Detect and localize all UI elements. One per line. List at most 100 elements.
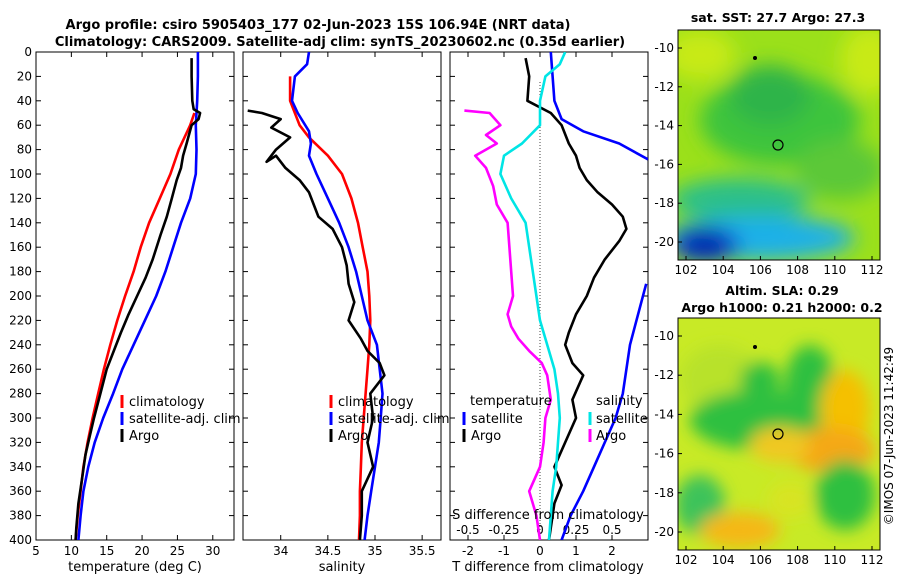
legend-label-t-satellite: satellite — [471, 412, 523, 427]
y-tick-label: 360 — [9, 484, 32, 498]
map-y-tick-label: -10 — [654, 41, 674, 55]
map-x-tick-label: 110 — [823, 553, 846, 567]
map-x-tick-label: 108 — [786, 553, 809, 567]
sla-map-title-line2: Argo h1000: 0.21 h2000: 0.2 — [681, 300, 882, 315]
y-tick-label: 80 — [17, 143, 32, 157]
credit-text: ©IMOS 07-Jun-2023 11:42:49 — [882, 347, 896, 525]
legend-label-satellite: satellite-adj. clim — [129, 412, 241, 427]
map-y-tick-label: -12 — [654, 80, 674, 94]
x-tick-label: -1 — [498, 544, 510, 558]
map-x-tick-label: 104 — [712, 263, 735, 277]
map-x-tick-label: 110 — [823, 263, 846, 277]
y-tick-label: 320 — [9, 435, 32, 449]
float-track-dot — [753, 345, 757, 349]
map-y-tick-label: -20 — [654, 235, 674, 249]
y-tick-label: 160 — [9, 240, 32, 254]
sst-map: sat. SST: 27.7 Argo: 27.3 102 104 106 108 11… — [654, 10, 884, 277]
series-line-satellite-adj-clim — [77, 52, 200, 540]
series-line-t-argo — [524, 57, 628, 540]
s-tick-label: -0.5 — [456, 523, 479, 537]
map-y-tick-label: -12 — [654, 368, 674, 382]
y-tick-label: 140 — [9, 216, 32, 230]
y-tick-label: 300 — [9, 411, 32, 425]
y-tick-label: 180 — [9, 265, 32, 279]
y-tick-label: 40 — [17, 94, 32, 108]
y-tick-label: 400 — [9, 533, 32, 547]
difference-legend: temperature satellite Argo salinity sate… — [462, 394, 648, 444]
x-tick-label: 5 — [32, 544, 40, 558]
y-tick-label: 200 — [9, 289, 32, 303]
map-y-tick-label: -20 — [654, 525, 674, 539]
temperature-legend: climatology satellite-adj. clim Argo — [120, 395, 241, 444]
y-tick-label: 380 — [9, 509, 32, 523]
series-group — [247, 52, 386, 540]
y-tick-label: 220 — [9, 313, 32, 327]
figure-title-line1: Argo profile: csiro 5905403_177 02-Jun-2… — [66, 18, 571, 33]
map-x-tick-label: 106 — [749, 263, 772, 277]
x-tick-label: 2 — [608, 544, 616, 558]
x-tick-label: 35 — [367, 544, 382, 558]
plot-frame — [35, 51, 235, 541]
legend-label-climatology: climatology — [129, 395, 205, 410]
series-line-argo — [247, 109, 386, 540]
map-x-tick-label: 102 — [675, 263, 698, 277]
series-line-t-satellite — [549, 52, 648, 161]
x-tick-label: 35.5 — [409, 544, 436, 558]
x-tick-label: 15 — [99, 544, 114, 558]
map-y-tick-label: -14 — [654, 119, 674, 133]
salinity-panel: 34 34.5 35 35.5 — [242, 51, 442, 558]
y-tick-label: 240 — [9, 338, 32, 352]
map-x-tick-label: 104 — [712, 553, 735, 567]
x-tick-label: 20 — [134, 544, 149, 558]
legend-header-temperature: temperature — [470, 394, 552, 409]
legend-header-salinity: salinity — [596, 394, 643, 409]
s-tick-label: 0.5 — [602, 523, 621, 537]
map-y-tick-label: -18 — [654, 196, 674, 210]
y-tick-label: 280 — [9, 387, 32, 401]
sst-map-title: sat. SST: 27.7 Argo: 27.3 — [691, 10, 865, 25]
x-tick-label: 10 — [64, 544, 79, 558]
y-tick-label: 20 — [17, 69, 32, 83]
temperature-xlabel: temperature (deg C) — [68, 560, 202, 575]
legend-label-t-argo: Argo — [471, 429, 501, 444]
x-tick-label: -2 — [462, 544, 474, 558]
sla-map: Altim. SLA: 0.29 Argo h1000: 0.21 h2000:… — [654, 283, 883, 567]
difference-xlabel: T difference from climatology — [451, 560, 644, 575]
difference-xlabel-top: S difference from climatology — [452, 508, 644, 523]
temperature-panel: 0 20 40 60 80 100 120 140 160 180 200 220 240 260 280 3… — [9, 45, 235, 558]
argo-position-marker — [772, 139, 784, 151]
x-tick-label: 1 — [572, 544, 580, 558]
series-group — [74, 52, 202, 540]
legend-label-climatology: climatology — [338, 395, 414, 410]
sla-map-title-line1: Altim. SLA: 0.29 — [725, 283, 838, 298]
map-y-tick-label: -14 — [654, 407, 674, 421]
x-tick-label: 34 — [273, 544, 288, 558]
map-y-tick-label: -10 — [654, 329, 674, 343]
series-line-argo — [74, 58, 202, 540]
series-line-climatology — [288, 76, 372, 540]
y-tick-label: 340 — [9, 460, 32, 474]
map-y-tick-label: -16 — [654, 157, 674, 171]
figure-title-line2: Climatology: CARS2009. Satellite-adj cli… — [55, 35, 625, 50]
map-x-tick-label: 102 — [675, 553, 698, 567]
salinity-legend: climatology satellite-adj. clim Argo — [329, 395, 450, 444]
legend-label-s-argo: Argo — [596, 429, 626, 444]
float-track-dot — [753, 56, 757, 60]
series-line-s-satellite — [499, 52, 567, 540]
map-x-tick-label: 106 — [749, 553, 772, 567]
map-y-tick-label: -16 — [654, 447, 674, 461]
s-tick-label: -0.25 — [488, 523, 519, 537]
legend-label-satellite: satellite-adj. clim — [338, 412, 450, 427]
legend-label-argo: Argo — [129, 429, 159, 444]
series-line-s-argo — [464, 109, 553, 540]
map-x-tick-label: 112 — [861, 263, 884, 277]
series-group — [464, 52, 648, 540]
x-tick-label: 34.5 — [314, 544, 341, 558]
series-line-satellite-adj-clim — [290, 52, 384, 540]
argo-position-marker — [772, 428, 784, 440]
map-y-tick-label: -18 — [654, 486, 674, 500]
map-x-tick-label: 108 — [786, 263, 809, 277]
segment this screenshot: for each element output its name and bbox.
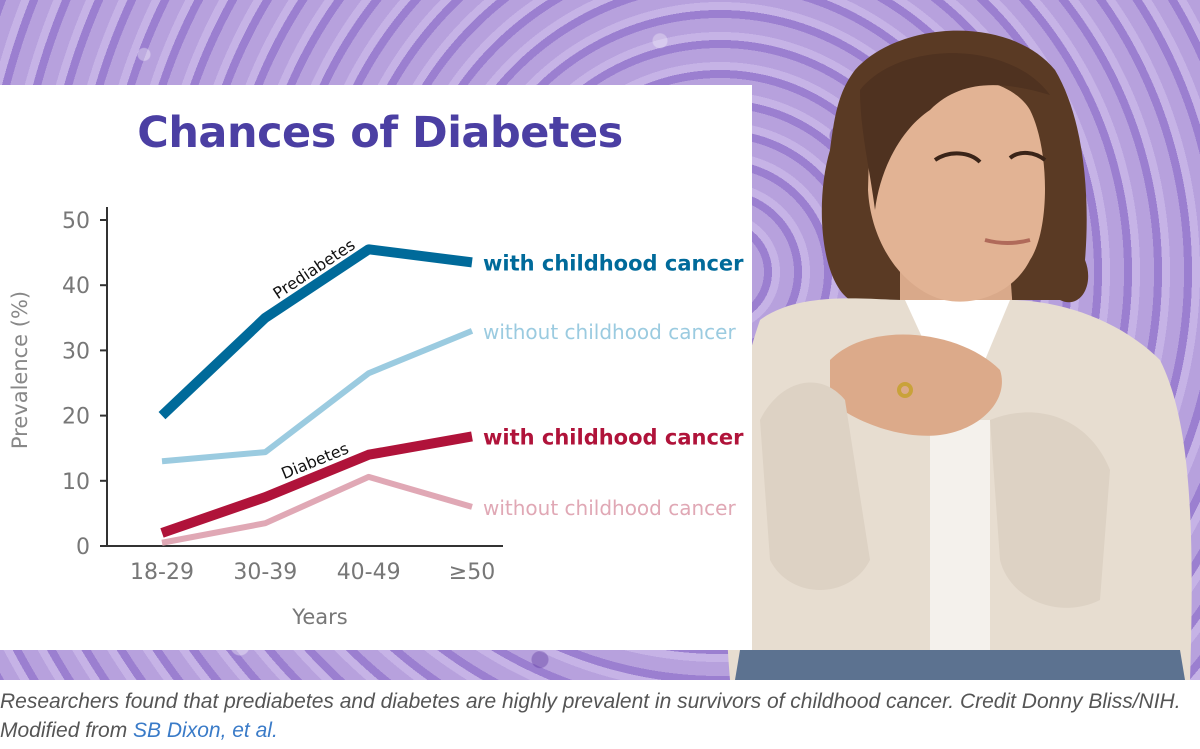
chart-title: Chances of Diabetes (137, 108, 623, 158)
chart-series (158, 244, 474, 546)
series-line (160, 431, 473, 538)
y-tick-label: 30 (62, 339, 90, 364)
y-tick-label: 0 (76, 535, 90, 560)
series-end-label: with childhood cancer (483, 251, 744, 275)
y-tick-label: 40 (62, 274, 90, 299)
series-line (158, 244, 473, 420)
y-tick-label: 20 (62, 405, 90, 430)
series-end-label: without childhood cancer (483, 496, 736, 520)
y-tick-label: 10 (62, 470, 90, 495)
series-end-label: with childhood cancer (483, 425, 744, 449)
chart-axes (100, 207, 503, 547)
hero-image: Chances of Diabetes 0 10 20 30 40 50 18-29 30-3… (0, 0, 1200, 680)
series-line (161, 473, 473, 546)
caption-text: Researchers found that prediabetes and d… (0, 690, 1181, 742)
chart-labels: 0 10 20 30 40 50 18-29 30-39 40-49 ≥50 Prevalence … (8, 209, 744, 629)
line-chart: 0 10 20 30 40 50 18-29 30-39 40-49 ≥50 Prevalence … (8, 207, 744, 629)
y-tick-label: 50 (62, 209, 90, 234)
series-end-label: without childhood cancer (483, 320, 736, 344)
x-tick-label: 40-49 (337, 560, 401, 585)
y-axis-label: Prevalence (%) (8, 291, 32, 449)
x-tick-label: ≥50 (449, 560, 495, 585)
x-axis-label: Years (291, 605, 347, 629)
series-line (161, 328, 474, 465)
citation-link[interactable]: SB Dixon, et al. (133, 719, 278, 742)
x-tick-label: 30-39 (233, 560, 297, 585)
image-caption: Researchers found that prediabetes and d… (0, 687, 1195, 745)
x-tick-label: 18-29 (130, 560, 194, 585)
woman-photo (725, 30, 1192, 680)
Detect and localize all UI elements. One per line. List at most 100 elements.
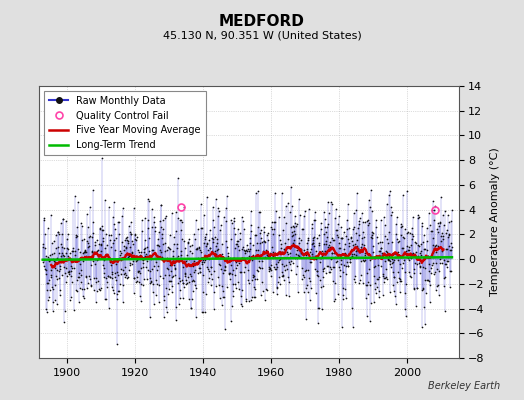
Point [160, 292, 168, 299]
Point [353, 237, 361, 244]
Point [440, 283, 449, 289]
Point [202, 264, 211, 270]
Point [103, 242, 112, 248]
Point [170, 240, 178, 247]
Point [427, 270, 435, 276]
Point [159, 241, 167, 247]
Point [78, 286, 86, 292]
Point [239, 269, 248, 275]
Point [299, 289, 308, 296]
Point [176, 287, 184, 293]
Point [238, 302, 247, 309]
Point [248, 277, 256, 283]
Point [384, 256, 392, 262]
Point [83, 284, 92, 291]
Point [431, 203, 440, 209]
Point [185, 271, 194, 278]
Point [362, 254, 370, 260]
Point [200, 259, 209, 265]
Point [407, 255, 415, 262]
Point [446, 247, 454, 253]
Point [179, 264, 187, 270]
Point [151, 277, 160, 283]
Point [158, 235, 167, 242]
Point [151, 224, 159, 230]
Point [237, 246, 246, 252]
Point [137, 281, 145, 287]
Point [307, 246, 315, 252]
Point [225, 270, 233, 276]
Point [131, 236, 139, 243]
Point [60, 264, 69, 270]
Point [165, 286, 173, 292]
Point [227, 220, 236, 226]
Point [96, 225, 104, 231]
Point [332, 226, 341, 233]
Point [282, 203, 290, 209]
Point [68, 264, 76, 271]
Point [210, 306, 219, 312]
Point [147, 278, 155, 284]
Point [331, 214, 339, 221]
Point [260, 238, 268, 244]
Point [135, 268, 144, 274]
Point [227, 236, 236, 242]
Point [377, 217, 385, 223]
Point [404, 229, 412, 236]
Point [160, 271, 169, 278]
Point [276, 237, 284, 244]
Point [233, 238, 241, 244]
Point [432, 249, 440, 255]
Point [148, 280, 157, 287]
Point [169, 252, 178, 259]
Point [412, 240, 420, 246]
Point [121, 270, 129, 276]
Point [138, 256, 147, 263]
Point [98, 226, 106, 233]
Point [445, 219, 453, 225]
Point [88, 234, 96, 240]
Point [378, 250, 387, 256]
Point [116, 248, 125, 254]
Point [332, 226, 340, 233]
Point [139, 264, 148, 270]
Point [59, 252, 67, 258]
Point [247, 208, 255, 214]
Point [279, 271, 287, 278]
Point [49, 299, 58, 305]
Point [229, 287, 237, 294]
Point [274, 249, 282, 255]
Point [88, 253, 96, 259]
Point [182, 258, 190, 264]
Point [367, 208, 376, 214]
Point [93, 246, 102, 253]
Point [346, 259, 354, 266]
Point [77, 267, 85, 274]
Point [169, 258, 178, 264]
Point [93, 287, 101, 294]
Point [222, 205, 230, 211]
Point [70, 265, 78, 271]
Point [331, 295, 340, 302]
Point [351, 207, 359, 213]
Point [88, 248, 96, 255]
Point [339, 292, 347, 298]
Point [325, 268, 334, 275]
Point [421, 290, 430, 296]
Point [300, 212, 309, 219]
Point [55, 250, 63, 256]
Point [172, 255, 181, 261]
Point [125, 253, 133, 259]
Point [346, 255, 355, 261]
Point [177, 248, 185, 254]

—————

Goal: Starting at the line that has "Point [160, 292, 168, 299]" and stopping after the line that has "Point [96, 225, 104, 231]", write out that stretch of the material with every line unchanged.

Answer for this exercise:
Point [160, 292, 168, 299]
Point [353, 237, 361, 244]
Point [440, 283, 449, 289]
Point [202, 264, 211, 270]
Point [103, 242, 112, 248]
Point [170, 240, 178, 247]
Point [427, 270, 435, 276]
Point [159, 241, 167, 247]
Point [78, 286, 86, 292]
Point [239, 269, 248, 275]
Point [299, 289, 308, 296]
Point [176, 287, 184, 293]
Point [238, 302, 247, 309]
Point [248, 277, 256, 283]
Point [384, 256, 392, 262]
Point [83, 284, 92, 291]
Point [431, 203, 440, 209]
Point [185, 271, 194, 278]
Point [362, 254, 370, 260]
Point [200, 259, 209, 265]
Point [407, 255, 415, 262]
Point [446, 247, 454, 253]
Point [179, 264, 187, 270]
Point [151, 277, 160, 283]
Point [158, 235, 167, 242]
Point [151, 224, 159, 230]
Point [237, 246, 246, 252]
Point [137, 281, 145, 287]
Point [307, 246, 315, 252]
Point [225, 270, 233, 276]
Point [131, 236, 139, 243]
Point [60, 264, 69, 270]
Point [165, 286, 173, 292]
Point [227, 220, 236, 226]
Point [96, 225, 104, 231]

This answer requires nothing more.